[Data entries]
^^^^
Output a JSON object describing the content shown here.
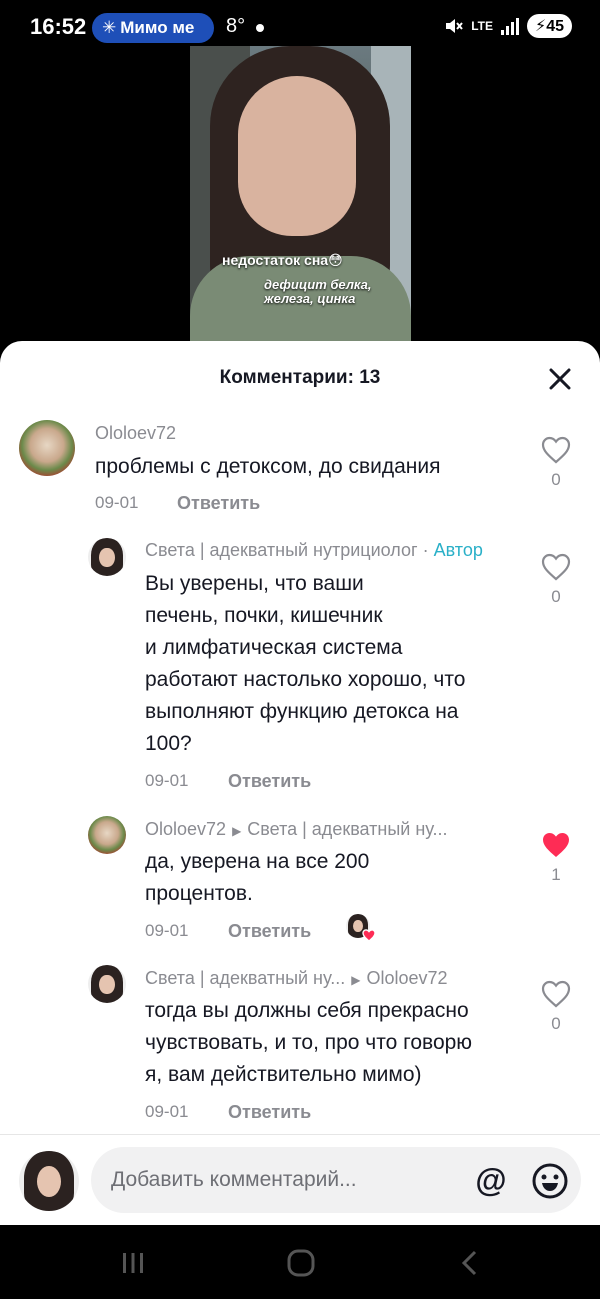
{
  "status_bar": {
    "time": "16:52",
    "pill_icon": "✳",
    "pill_text": "Мимо ме",
    "temperature": "8°",
    "network": "LTE",
    "battery": "45"
  },
  "video": {
    "caption_1": "недостаток сна😳",
    "caption_2": "дефицит белка,",
    "caption_3": "железа, цинка"
  },
  "comments_sheet": {
    "title": "Комментарии: 13",
    "close_icon": "close-icon",
    "comments": [
      {
        "author": "Ololoev72",
        "text": "проблемы с детоксом, до свидания",
        "date": "09-01",
        "reply_label": "Ответить",
        "likes": "0"
      }
    ],
    "replies": [
      {
        "author": "Света | адекватный нутрициолог",
        "separator": "·",
        "author_badge": "Автор",
        "text_lines": [
          "Вы уверены, что ваши",
          "печень, почки, кишечник",
          "и лимфатическая система",
          "работают настолько хорошо, что",
          "выполняют функцию детокса на",
          "100?"
        ],
        "date": "09-01",
        "reply_label": "Ответить",
        "likes": "0"
      },
      {
        "author": "Ololoev72",
        "reply_to": "Света | адекватный ну...",
        "text_lines": [
          "да, уверена на все 200",
          "процентов."
        ],
        "date": "09-01",
        "reply_label": "Ответить",
        "likes": "1",
        "liked": true
      },
      {
        "author": "Света | адекватный ну...",
        "reply_to": "Ololoev72",
        "text_lines": [
          "тогда вы должны себя прекрасно",
          "чувствовать, и то, про что говорю",
          "я, вам действительно мимо)"
        ],
        "date": "09-01",
        "reply_label": "Ответить",
        "likes": "0"
      }
    ],
    "input": {
      "placeholder": "Добавить комментарий...",
      "mention_label": "@"
    }
  },
  "colors": {
    "accent_author": "#2ab0c8",
    "like_active": "#fe2c55",
    "pill": "#1e4fb8"
  }
}
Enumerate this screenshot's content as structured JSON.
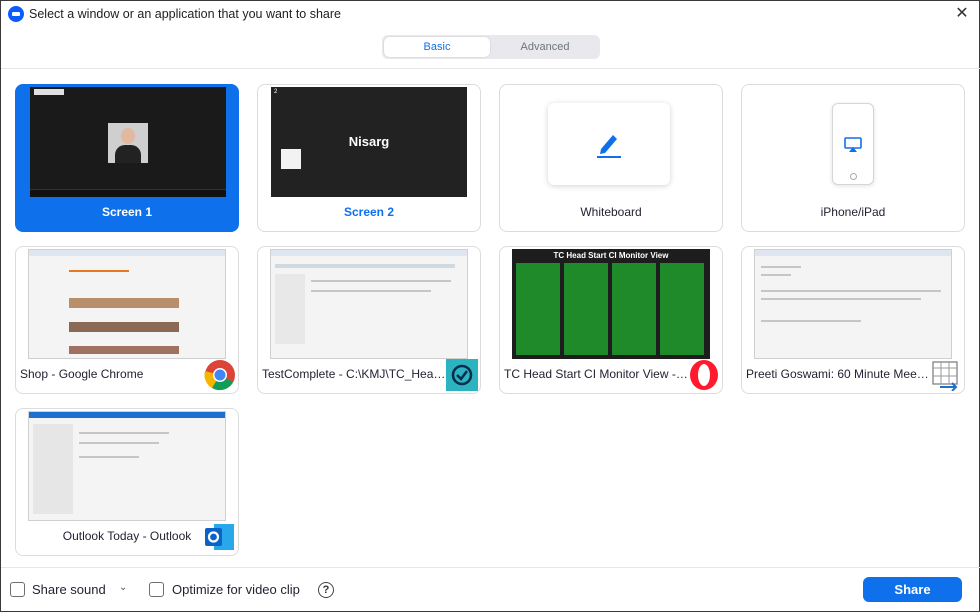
{
  "window": {
    "title": "Select a window or an application that you want to share",
    "close_glyph": "✕"
  },
  "tabs": [
    {
      "label": "Basic",
      "active": true
    },
    {
      "label": "Advanced",
      "active": false
    }
  ],
  "cards": [
    {
      "label": "Screen 1",
      "selected": true,
      "thumb_text": ""
    },
    {
      "label": "Screen 2",
      "selected": false,
      "thumb_text": "Nisarg",
      "thumb_num": "2"
    },
    {
      "label": "Whiteboard",
      "selected": false,
      "icon": "pencil-icon"
    },
    {
      "label": "iPhone/iPad",
      "selected": false,
      "icon": "airplay-icon"
    },
    {
      "label": "Shop - Google Chrome",
      "selected": false,
      "icon": "chrome-icon"
    },
    {
      "label": "TestComplete - C:\\KMJ\\TC_Head...",
      "selected": false,
      "icon": "testcomplete-icon"
    },
    {
      "label": "TC Head Start CI Monitor View - ...",
      "selected": false,
      "icon": "opera-icon",
      "thumb_title": "TC Head Start CI Monitor View"
    },
    {
      "label": "Preeti Goswami: 60 Minute Meeti...",
      "selected": false,
      "icon": "calendar-icon"
    },
    {
      "label": "Outlook Today - Outlook",
      "selected": false,
      "icon": "outlook-icon"
    }
  ],
  "footer": {
    "share_sound": "Share sound",
    "optimize": "Optimize for video clip",
    "help_glyph": "?",
    "chevron_glyph": "⌄",
    "share_button": "Share"
  },
  "colors": {
    "accent": "#0e71eb",
    "selected_card": "#0e71eb"
  }
}
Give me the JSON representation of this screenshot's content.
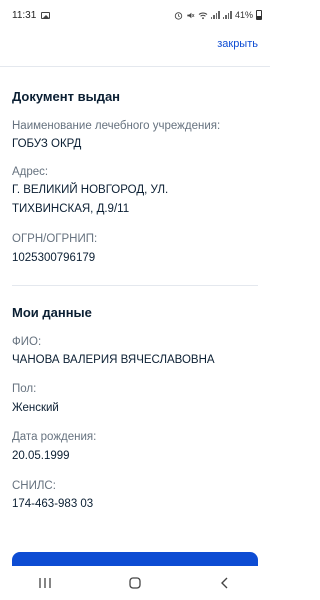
{
  "status_bar": {
    "time": "11:31",
    "battery_percent": "41%"
  },
  "header": {
    "close_label": "закрыть"
  },
  "document_issued": {
    "title": "Документ выдан",
    "institution_label": "Наименование лечебного учреждения:",
    "institution_value": "ГОБУЗ ОКРД",
    "address_label": "Адрес:",
    "address_value": "Г. ВЕЛИКИЙ НОВГОРОД, УЛ. ТИХВИНСКАЯ, Д.9/11",
    "ogrn_label": "ОГРН/ОГРНИП:",
    "ogrn_value": "1025300796179"
  },
  "my_data": {
    "title": "Мои данные",
    "fio_label": "ФИО:",
    "fio_value": "ЧАНОВА ВАЛЕРИЯ ВЯЧЕСЛАВОВНА",
    "sex_label": "Пол:",
    "sex_value": "Женский",
    "birth_label": "Дата рождения:",
    "birth_value": "20.05.1999",
    "snils_label": "СНИЛС:",
    "snils_value": "174-463-983 03"
  },
  "colors": {
    "accent": "#0d4cd3",
    "text": "#0b1f33",
    "muted": "#66727f"
  },
  "nav_icons": [
    "recent-apps-icon",
    "home-icon",
    "back-icon"
  ]
}
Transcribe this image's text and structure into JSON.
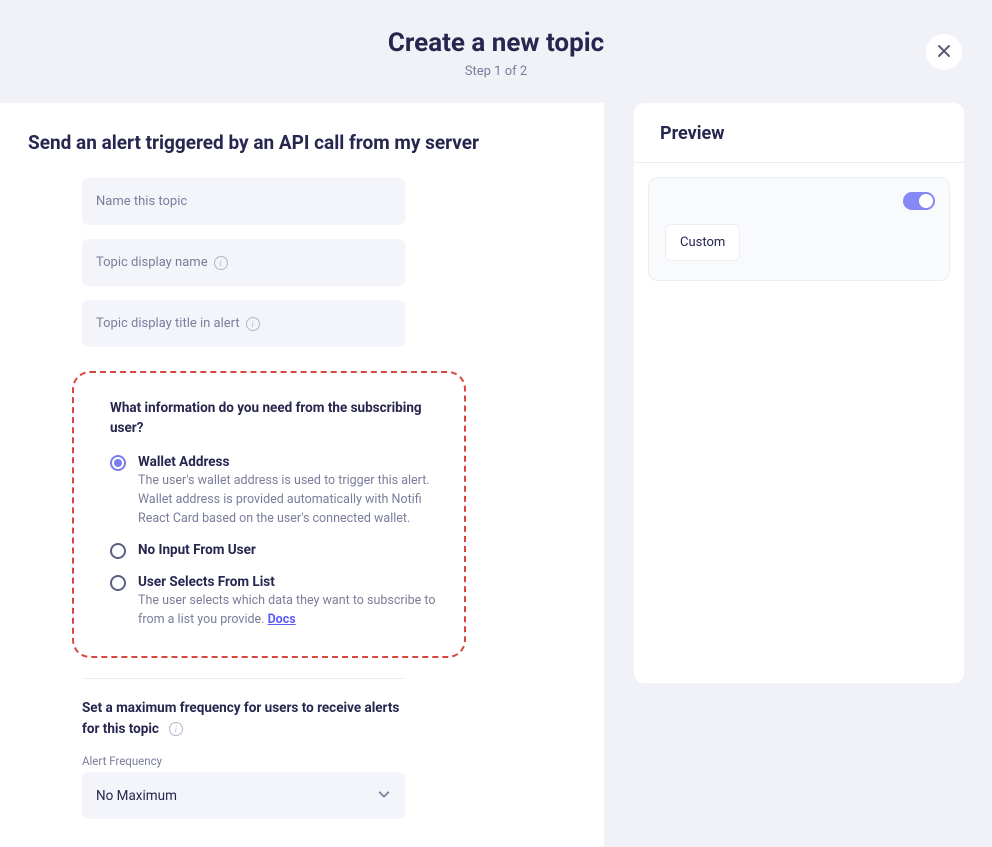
{
  "header": {
    "title": "Create a new topic",
    "step": "Step 1 of 2"
  },
  "main": {
    "title": "Send an alert triggered by an API call from my server",
    "inputs": {
      "name": {
        "placeholder": "Name this topic"
      },
      "displayName": {
        "placeholder": "Topic display name"
      },
      "displayTitle": {
        "placeholder": "Topic display title in alert"
      }
    },
    "question": {
      "label": "What information do you need from the subscribing user?",
      "options": {
        "wallet": {
          "title": "Wallet Address",
          "desc": "The user's wallet address is used to trigger this alert. Wallet address is provided automatically with Notifi React Card based on the user's connected wallet."
        },
        "none": {
          "title": "No Input From User"
        },
        "list": {
          "title": "User Selects From List",
          "desc": "The user selects which data they want to subscribe to from a list you provide. ",
          "docs": "Docs"
        }
      }
    },
    "frequency": {
      "label": "Set a maximum frequency for users to receive alerts for this topic",
      "sublabel": "Alert Frequency",
      "value": "No Maximum"
    }
  },
  "preview": {
    "title": "Preview",
    "chip": "Custom"
  }
}
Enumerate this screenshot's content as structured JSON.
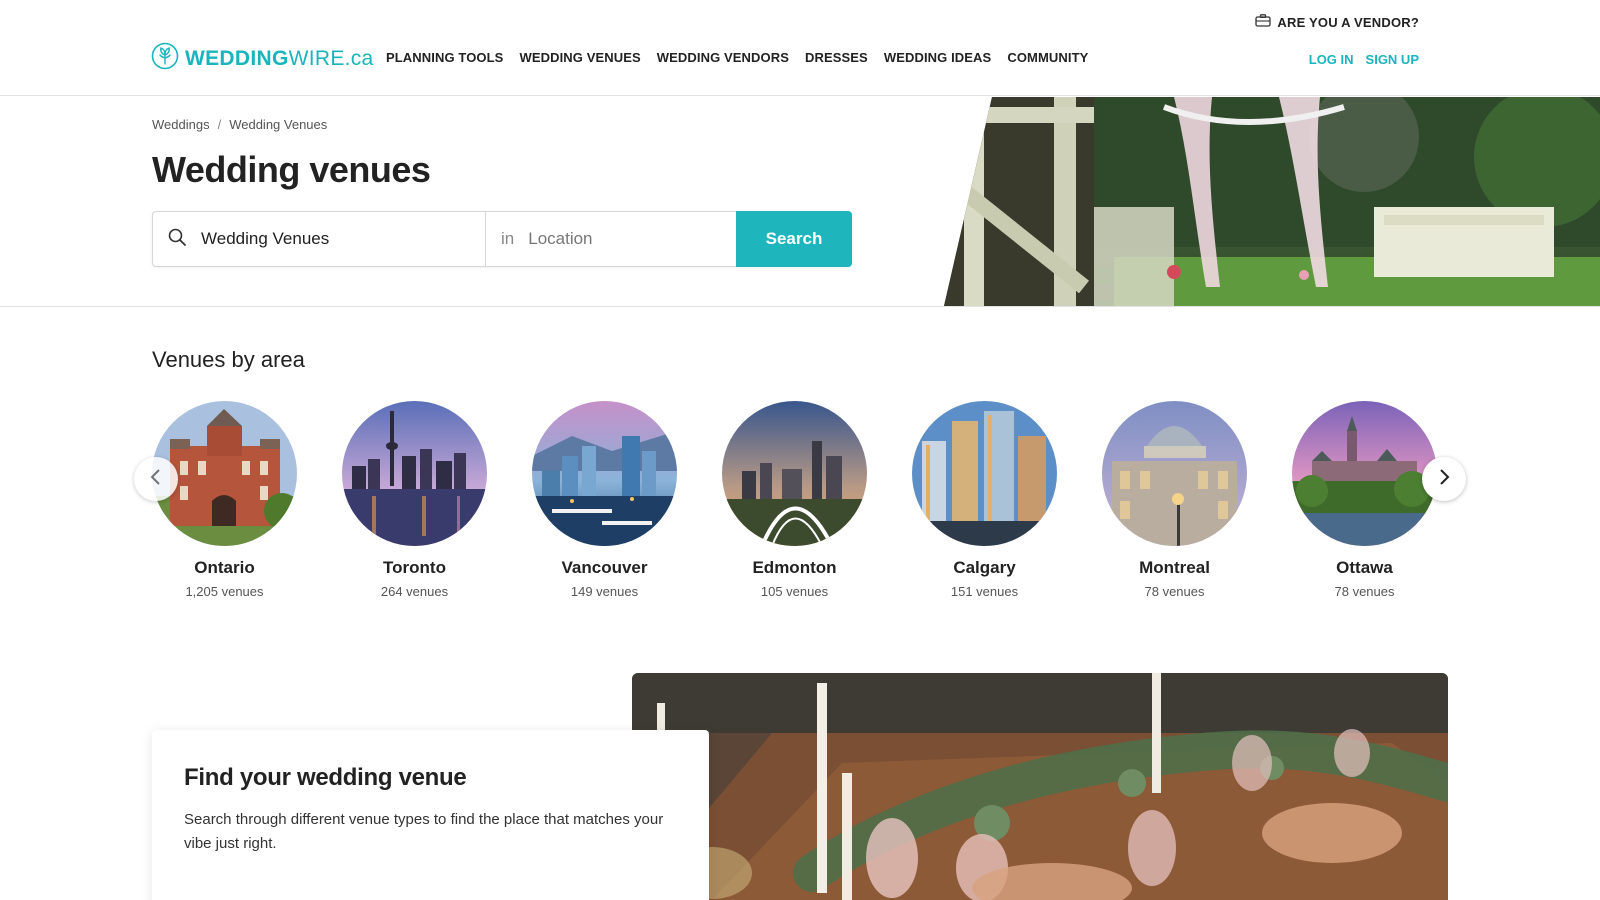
{
  "header": {
    "vendor_label": "ARE YOU A VENDOR?",
    "logo": {
      "brand_bold": "WEDDING",
      "brand_light": "WIRE.ca"
    },
    "nav": [
      "PLANNING TOOLS",
      "WEDDING VENUES",
      "WEDDING VENDORS",
      "DRESSES",
      "WEDDING IDEAS",
      "COMMUNITY"
    ],
    "login_label": "LOG IN",
    "signup_label": "SIGN UP",
    "accent_color": "#19b5bc"
  },
  "hero": {
    "breadcrumb": [
      "Weddings",
      "Wedding Venues"
    ],
    "breadcrumb_sep": "/",
    "title": "Wedding venues",
    "search": {
      "query_value": "Wedding Venues",
      "in_label": "in",
      "location_placeholder": "Location",
      "button_label": "Search"
    }
  },
  "areas": {
    "title": "Venues by area",
    "items": [
      {
        "name": "Ontario",
        "count": "1,205 venues"
      },
      {
        "name": "Toronto",
        "count": "264 venues"
      },
      {
        "name": "Vancouver",
        "count": "149 venues"
      },
      {
        "name": "Edmonton",
        "count": "105 venues"
      },
      {
        "name": "Calgary",
        "count": "151 venues"
      },
      {
        "name": "Montreal",
        "count": "78 venues"
      },
      {
        "name": "Ottawa",
        "count": "78 venues"
      }
    ]
  },
  "feature": {
    "title": "Find your wedding venue",
    "description": "Search through different venue types to find the place that matches your vibe just right."
  }
}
^^^^
#### PROBLEM REQUIREMENTS
Reproduce each line of the entries in which the word "Monitor" is found.

#### RESPONSE
      "label": "TC Head Start CI Monitor View - ...",
      "thumb_title": "TC Head Start CI Monitor View"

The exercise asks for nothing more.